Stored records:
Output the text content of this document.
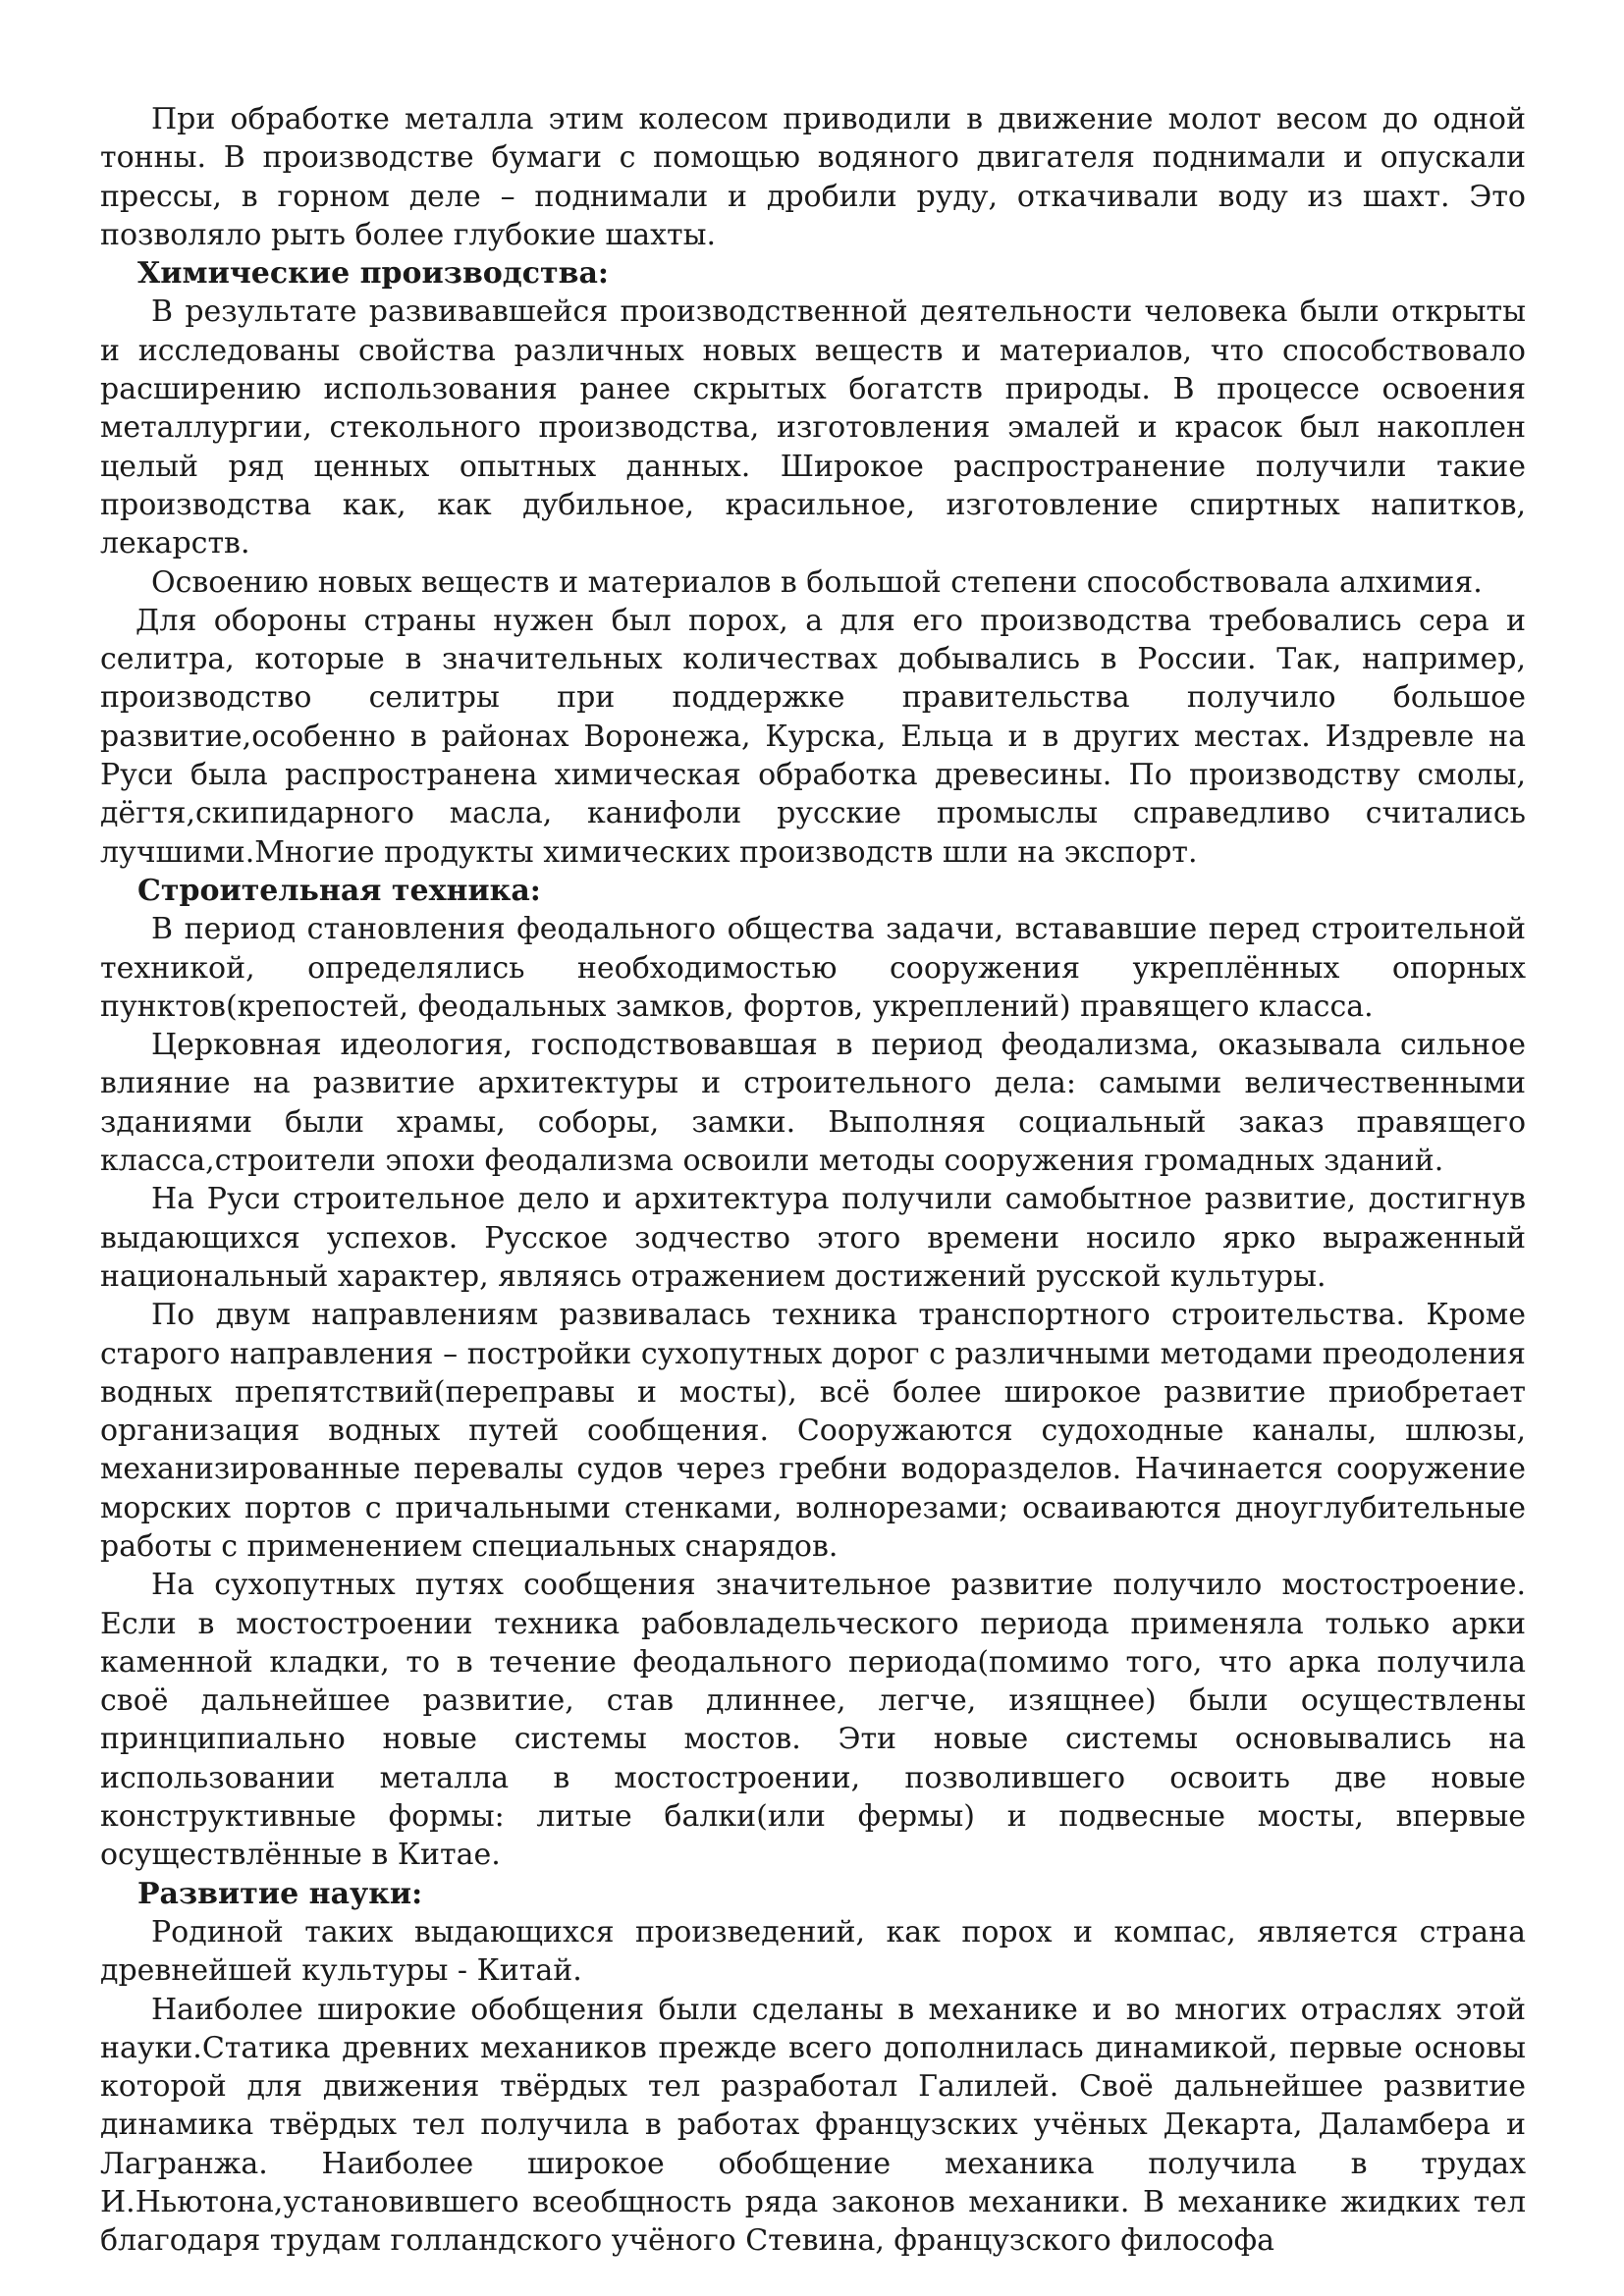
При обработке металла этим колесом приводили в движение молот весом до одной тонны. В производстве бумаги с помощью водяного двигателя поднимали и опускали прессы, в горном деле – поднимали и дробили руду, откачивали воду из шахт. Это позволяло рыть более глубокие шахты.

Химические производства:

В результате развивавшейся производственной деятельности человека были открыты и исследованы свойства различных новых веществ и материалов, что способствовало расширению использования ранее скрытых богатств природы. В процессе освоения металлургии, стекольного производства, изготовления эмалей и красок был накоплен целый ряд ценных опытных данных. Широкое распространение получили такие производства как, как дубильное, красильное, изготовление спиртных напитков, лекарств.

Освоению новых веществ и материалов в большой степени способствовала алхимия.

Для обороны страны нужен был порох, а для его производства требовались сера и селитра, которые в значительных количествах добывались в России. Так, например, производство селитры при поддержке правительства получило большое развитие,особенно в районах Воронежа, Курска, Ельца и в других местах. Издревле на Руси была распространена химическая обработка древесины. По производству смолы, дёгтя,скипидарного масла, канифоли русские промыслы справедливо считались лучшими.Многие продукты химических производств шли на экспорт.

Строительная техника:

В период становления феодального общества задачи, встававшие перед строительной техникой, определялись необходимостью сооружения укреплённых опорных пунктов(крепостей, феодальных замков, фортов, укреплений) правящего класса.

Церковная идеология, господствовавшая в период феодализма, оказывала сильное влияние на развитие архитектуры и строительного дела: самыми величественными зданиями были храмы, соборы, замки. Выполняя социальный заказ правящего класса,строители эпохи феодализма освоили методы сооружения громадных зданий.

На Руси строительное дело и архитектура получили самобытное развитие, достигнув выдающихся успехов. Русское зодчество этого времени носило ярко выраженный национальный характер, являясь отражением достижений русской культуры.

По двум направлениям развивалась техника транспортного строительства. Кроме старого направления – постройки сухопутных дорог с различными методами преодоления водных препятствий(переправы и мосты), всё более широкое развитие приобретает организация водных путей сообщения. Сооружаются судоходные каналы, шлюзы, механизированные перевалы судов через гребни водоразделов. Начинается сооружение морских портов с причальными стенками, волнорезами; осваиваются дноуглубительные работы с применением специальных снарядов.

На сухопутных путях сообщения значительное развитие получило мостостроение. Если в мостостроении техника рабовладельческого периода применяла только арки каменной кладки, то в течение феодального периода(помимо того, что арка получила своё дальнейшее развитие, став длиннее, легче, изящнее) были осуществлены принципиально новые системы мостов. Эти новые системы основывались на использовании металла в мостостроении, позволившего освоить две новые конструктивные формы: литые балки(или фермы) и подвесные мосты, впервые осуществлённые в Китае.

Развитие науки:

Родиной таких выдающихся произведений, как порох и компас, является страна древнейшей культуры - Китай.

Наиболее широкие обобщения были сделаны в механике и во многих отраслях этой науки.Статика древних механиков прежде всего дополнилась динамикой, первые основы которой для движения твёрдых тел разработал Галилей. Своё дальнейшее развитие динамика твёрдых тел получила в работах французских учёных Декарта, Даламбера и Лагранжа. Наиболее широкое обобщение механика получила в трудах И.Ньютона,установившего всеобщность ряда законов механики. В механике жидких тел благодаря трудам голландского учёного Стевина, французского философа
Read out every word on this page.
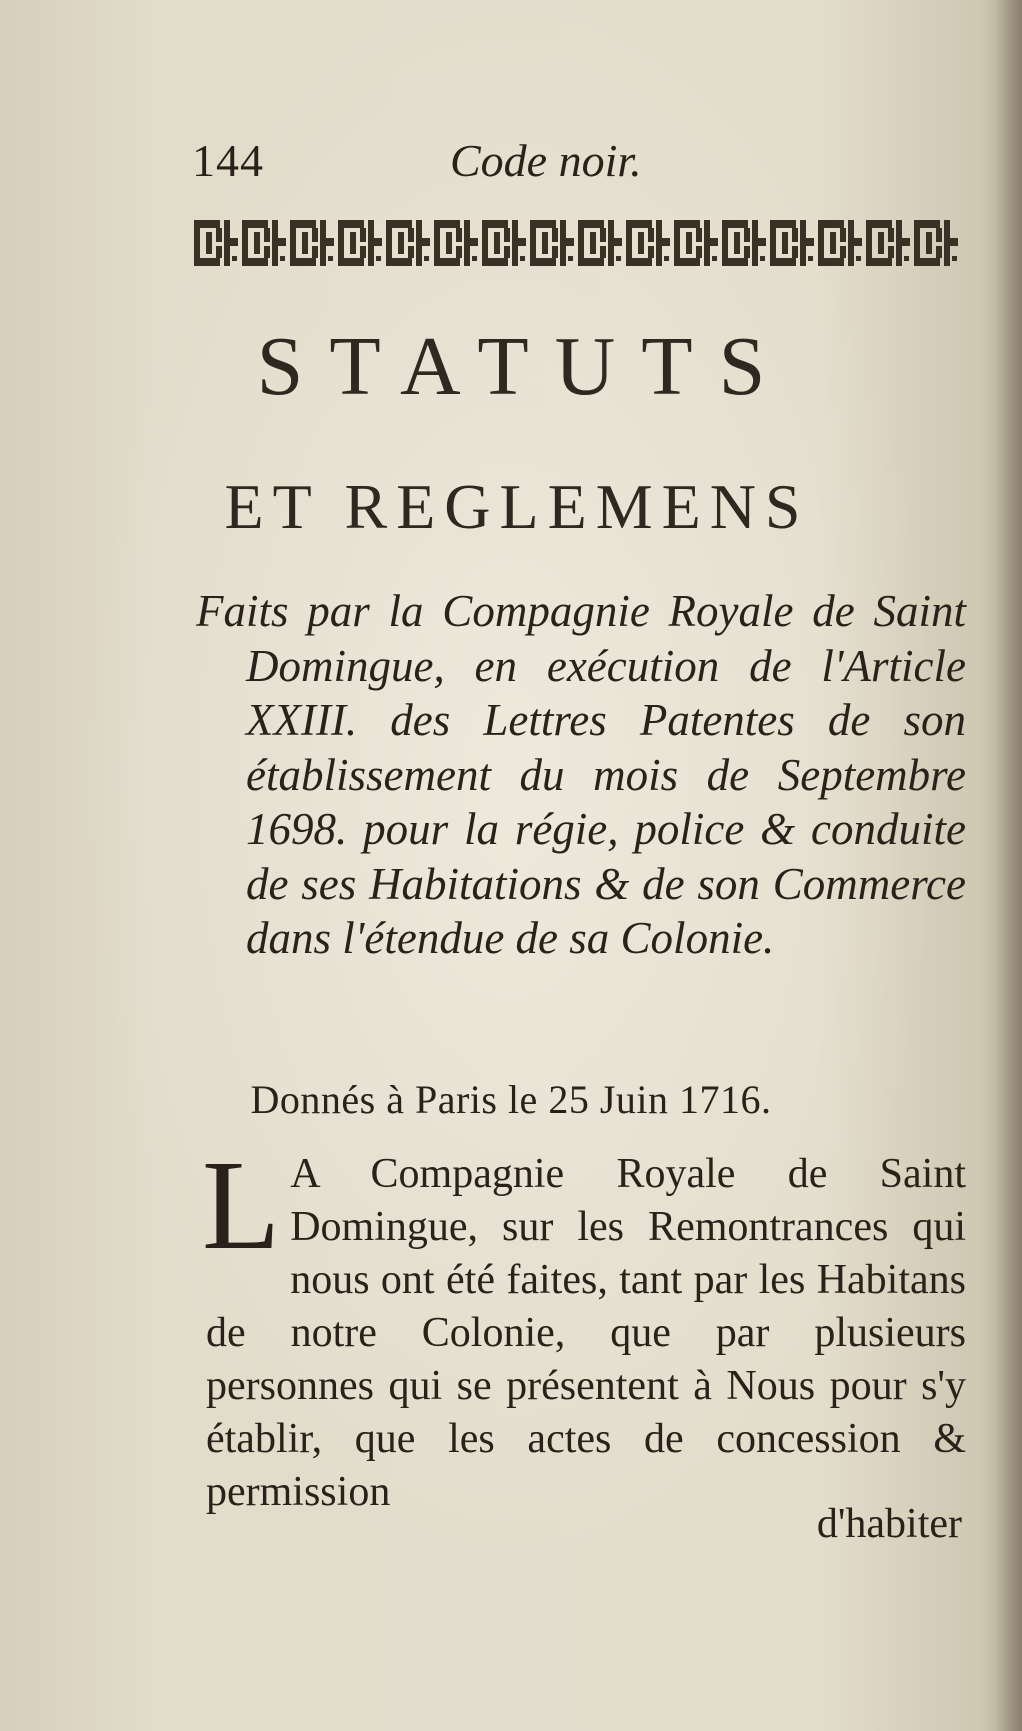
144	Code noir.
STATUTS
ET REGLEMENS
Faits par la Compagnie Royale de Saint Domingue, en exécution de l'Article XXIII. des Lettres Patentes de son établissement du mois de Septembre 1698. pour la régie, police & conduite de ses Habitations & de son Commerce dans l'étendue de sa Colonie.
Donnés à Paris le 25 Juin 1716.
L A Compagnie Royale de Saint Domingue, sur les Remontrances qui nous ont été faites, tant par les Habitans de notre Colonie, que par plusieurs personnes qui se présentent à Nous pour s'y établir, que les actes de concession & permission
d'habiter
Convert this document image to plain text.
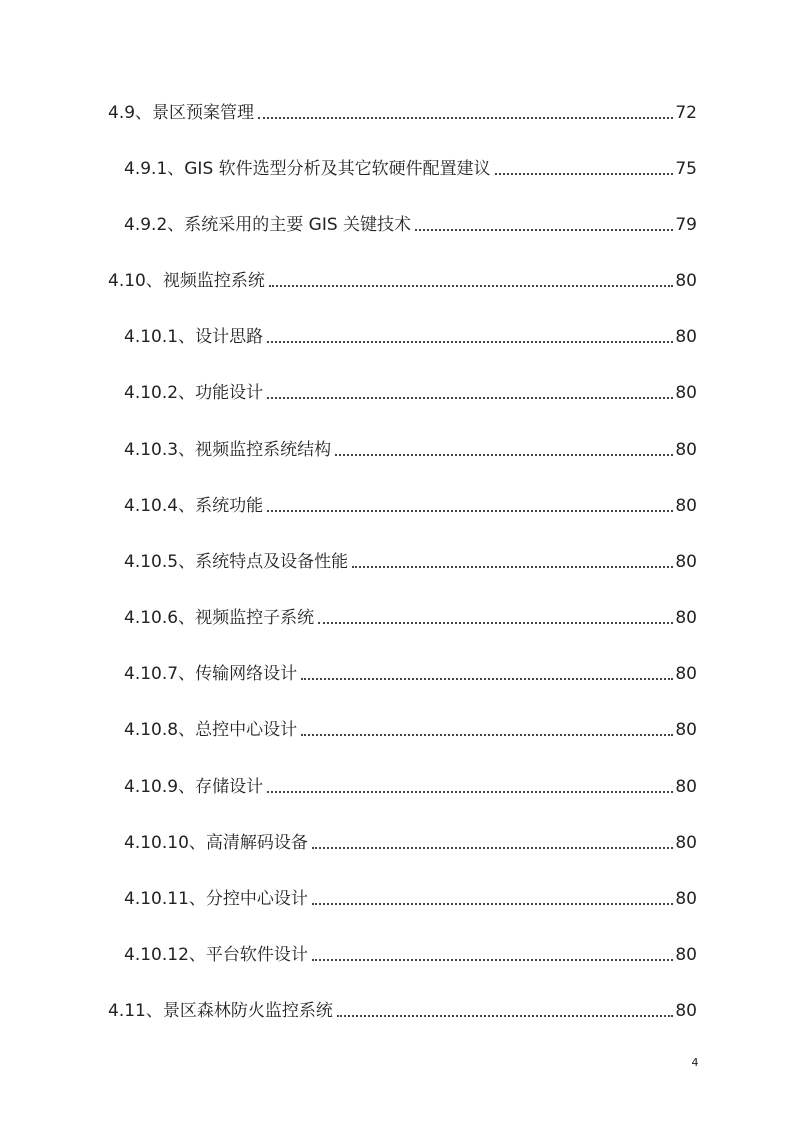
4.9、景区预案管理	72
4.9.1、GIS 软件选型分析及其它软硬件配置建议	75
4.9.2、系统采用的主要 GIS 关键技术	79
4.10、视频监控系统	80
4.10.1、设计思路	80
4.10.2、功能设计	80
4.10.3、视频监控系统结构	80
4.10.4、系统功能	80
4.10.5、系统特点及设备性能	80
4.10.6、视频监控子系统	80
4.10.7、传输网络设计	80
4.10.8、总控中心设计	80
4.10.9、存储设计	80
4.10.10、高清解码设备	80
4.10.11、分控中心设计	80
4.10.12、平台软件设计	80
4.11、景区森林防火监控系统	80
4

Set task:
Leave out every picture, and write out exactly the lines from the one bearing "Read out every word on this page." through the final line.

Exercise answer:
Read out every word on this page.
144	Code noir.
STATUTS
ET REGLEMENS
Faits par la Compagnie Royale de Saint Domingue, en exécution de l'Article XXIII. des Lettres Patentes de son établissement du mois de Septembre 1698. pour la régie, police & conduite de ses Habitations & de son Commerce dans l'étendue de sa Colonie.
Donnés à Paris le 25 Juin 1716.
L A Compagnie Royale de Saint Domingue, sur les Remontrances qui nous ont été faites, tant par les Habitans de notre Colonie, que par plusieurs personnes qui se présentent à Nous pour s'y établir, que les actes de concession & permission
d'habiter
Convert this document image to plain text.
4.9、景区预案管理	72
4.9.1、GIS 软件选型分析及其它软硬件配置建议	75
4.9.2、系统采用的主要 GIS 关键技术	79
4.10、视频监控系统	80
4.10.1、设计思路	80
4.10.2、功能设计	80
4.10.3、视频监控系统结构	80
4.10.4、系统功能	80
4.10.5、系统特点及设备性能	80
4.10.6、视频监控子系统	80
4.10.7、传输网络设计	80
4.10.8、总控中心设计	80
4.10.9、存储设计	80
4.10.10、高清解码设备	80
4.10.11、分控中心设计	80
4.10.12、平台软件设计	80
4.11、景区森林防火监控系统	80
4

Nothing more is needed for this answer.